§ **WHAT IS REQUIRED**
Reproduce all records exactly.
▼▼▼
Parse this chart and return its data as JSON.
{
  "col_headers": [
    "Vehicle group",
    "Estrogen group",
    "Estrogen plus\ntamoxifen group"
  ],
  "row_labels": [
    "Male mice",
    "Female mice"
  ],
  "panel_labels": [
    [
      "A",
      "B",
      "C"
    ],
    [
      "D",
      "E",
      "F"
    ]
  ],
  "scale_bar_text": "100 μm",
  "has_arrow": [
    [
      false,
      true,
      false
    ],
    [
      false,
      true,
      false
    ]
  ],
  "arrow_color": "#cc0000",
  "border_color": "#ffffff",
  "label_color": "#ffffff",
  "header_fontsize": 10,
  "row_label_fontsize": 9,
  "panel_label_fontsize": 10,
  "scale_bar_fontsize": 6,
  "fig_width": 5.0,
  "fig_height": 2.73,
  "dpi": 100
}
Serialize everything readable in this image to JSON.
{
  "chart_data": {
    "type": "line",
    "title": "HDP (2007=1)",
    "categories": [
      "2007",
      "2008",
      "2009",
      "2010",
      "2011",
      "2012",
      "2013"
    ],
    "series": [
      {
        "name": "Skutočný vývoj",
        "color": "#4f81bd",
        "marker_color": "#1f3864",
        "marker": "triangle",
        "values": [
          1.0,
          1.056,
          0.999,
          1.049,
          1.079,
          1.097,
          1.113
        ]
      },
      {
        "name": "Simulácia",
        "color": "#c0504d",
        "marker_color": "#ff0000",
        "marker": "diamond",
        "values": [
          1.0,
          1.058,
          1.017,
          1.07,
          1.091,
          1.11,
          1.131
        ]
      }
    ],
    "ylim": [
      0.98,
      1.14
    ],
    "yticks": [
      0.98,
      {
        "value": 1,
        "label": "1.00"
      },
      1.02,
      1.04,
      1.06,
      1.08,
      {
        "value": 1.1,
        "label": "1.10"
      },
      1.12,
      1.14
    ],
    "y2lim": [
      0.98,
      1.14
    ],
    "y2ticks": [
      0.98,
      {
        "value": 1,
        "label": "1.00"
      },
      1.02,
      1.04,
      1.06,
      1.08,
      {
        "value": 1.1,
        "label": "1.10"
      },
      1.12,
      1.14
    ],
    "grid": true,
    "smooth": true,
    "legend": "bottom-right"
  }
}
▲▲▲
§ **TASK SOLUTION**
Parse this chart and return its data as JSON.
{
  "col_headers": [
    "Vehicle group",
    "Estrogen group",
    "Estrogen plus\ntamoxifen group"
  ],
  "row_labels": [
    "Male mice",
    "Female mice"
  ],
  "panel_labels": [
    [
      "A",
      "B",
      "C"
    ],
    [
      "D",
      "E",
      "F"
    ]
  ],
  "scale_bar_text": "100 μm",
  "has_arrow": [
    [
      false,
      true,
      false
    ],
    [
      false,
      true,
      false
    ]
  ],
  "arrow_color": "#cc0000",
  "border_color": "#ffffff",
  "label_color": "#ffffff",
  "header_fontsize": 10,
  "row_label_fontsize": 9,
  "panel_label_fontsize": 10,
  "scale_bar_fontsize": 6,
  "fig_width": 5.0,
  "fig_height": 2.73,
  "dpi": 100
}
Serialize everything readable in this image to JSON.
{
  "chart_data": {
    "type": "line",
    "title": "HDP (2007=1)",
    "categories": [
      "2007",
      "2008",
      "2009",
      "2010",
      "2011",
      "2012",
      "2013"
    ],
    "series": [
      {
        "name": "Skutočný vývoj",
        "color": "#4f81bd",
        "marker_color": "#1f3864",
        "marker": "triangle",
        "values": [
          1.0,
          1.056,
          0.999,
          1.049,
          1.079,
          1.097,
          1.113
        ]
      },
      {
        "name": "Simulácia",
        "color": "#c0504d",
        "marker_color": "#ff0000",
        "marker": "diamond",
        "values": [
          1.0,
          1.058,
          1.017,
          1.07,
          1.091,
          1.11,
          1.131
        ]
      }
    ],
    "ylim": [
      0.98,
      1.14
    ],
    "yticks": [
      0.98,
      {
        "value": 1,
        "label": "1.00"
      },
      1.02,
      1.04,
      1.06,
      1.08,
      {
        "value": 1.1,
        "label": "1.10"
      },
      1.12,
      1.14
    ],
    "y2lim": [
      0.98,
      1.14
    ],
    "y2ticks": [
      0.98,
      {
        "value": 1,
        "label": "1.00"
      },
      1.02,
      1.04,
      1.06,
      1.08,
      {
        "value": 1.1,
        "label": "1.10"
      },
      1.12,
      1.14
    ],
    "grid": true,
    "smooth": true,
    "legend": "bottom-right"
  }
}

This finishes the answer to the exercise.